* _Instructions for the task_
Output all of the entries exactly as written.

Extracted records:
== == ==
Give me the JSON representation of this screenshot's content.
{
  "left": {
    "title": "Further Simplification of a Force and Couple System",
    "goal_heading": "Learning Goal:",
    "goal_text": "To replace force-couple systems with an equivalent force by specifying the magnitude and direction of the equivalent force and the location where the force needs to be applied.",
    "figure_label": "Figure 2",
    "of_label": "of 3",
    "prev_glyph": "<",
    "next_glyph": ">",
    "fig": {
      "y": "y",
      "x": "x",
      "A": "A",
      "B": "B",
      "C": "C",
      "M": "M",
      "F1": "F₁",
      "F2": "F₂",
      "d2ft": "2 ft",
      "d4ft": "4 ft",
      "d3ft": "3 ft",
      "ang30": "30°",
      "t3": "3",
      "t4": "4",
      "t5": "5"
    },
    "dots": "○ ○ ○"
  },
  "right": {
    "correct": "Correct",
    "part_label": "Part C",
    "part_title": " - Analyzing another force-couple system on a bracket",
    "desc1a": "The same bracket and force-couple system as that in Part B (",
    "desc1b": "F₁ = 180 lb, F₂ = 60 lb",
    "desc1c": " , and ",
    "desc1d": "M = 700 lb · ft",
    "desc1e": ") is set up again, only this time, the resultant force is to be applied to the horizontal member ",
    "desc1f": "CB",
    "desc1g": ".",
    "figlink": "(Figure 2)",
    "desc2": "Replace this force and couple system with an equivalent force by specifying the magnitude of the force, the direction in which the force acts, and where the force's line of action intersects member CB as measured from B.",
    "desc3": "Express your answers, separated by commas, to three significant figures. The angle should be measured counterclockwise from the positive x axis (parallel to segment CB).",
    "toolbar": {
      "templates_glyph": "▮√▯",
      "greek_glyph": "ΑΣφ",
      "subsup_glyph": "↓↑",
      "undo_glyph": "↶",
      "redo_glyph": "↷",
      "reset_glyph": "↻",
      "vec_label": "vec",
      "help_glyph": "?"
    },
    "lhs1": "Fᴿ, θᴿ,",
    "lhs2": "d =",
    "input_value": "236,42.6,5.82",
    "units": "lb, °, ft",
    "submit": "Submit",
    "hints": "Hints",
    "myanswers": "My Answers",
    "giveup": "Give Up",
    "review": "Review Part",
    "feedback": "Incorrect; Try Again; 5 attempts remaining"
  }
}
== == ==
* _Response to the task_
Give me the JSON representation of this screenshot's content.
{
  "left": {
    "title": "Further Simplification of a Force and Couple System",
    "goal_heading": "Learning Goal:",
    "goal_text": "To replace force-couple systems with an equivalent force by specifying the magnitude and direction of the equivalent force and the location where the force needs to be applied.",
    "figure_label": "Figure 2",
    "of_label": "of 3",
    "prev_glyph": "<",
    "next_glyph": ">",
    "fig": {
      "y": "y",
      "x": "x",
      "A": "A",
      "B": "B",
      "C": "C",
      "M": "M",
      "F1": "F₁",
      "F2": "F₂",
      "d2ft": "2 ft",
      "d4ft": "4 ft",
      "d3ft": "3 ft",
      "ang30": "30°",
      "t3": "3",
      "t4": "4",
      "t5": "5"
    },
    "dots": "○ ○ ○"
  },
  "right": {
    "correct": "Correct",
    "part_label": "Part C",
    "part_title": " - Analyzing another force-couple system on a bracket",
    "desc1a": "The same bracket and force-couple system as that in Part B (",
    "desc1b": "F₁ = 180 lb, F₂ = 60 lb",
    "desc1c": " , and ",
    "desc1d": "M = 700 lb · ft",
    "desc1e": ") is set up again, only this time, the resultant force is to be applied to the horizontal member ",
    "desc1f": "CB",
    "desc1g": ".",
    "figlink": "(Figure 2)",
    "desc2": "Replace this force and couple system with an equivalent force by specifying the magnitude of the force, the direction in which the force acts, and where the force's line of action intersects member CB as measured from B.",
    "desc3": "Express your answers, separated by commas, to three significant figures. The angle should be measured counterclockwise from the positive x axis (parallel to segment CB).",
    "toolbar": {
      "templates_glyph": "▮√▯",
      "greek_glyph": "ΑΣφ",
      "subsup_glyph": "↓↑",
      "undo_glyph": "↶",
      "redo_glyph": "↷",
      "reset_glyph": "↻",
      "vec_label": "vec",
      "help_glyph": "?"
    },
    "lhs1": "Fᴿ, θᴿ,",
    "lhs2": "d =",
    "input_value": "236,42.6,5.82",
    "units": "lb, °, ft",
    "submit": "Submit",
    "hints": "Hints",
    "myanswers": "My Answers",
    "giveup": "Give Up",
    "review": "Review Part",
    "feedback": "Incorrect; Try Again; 5 attempts remaining"
  }
}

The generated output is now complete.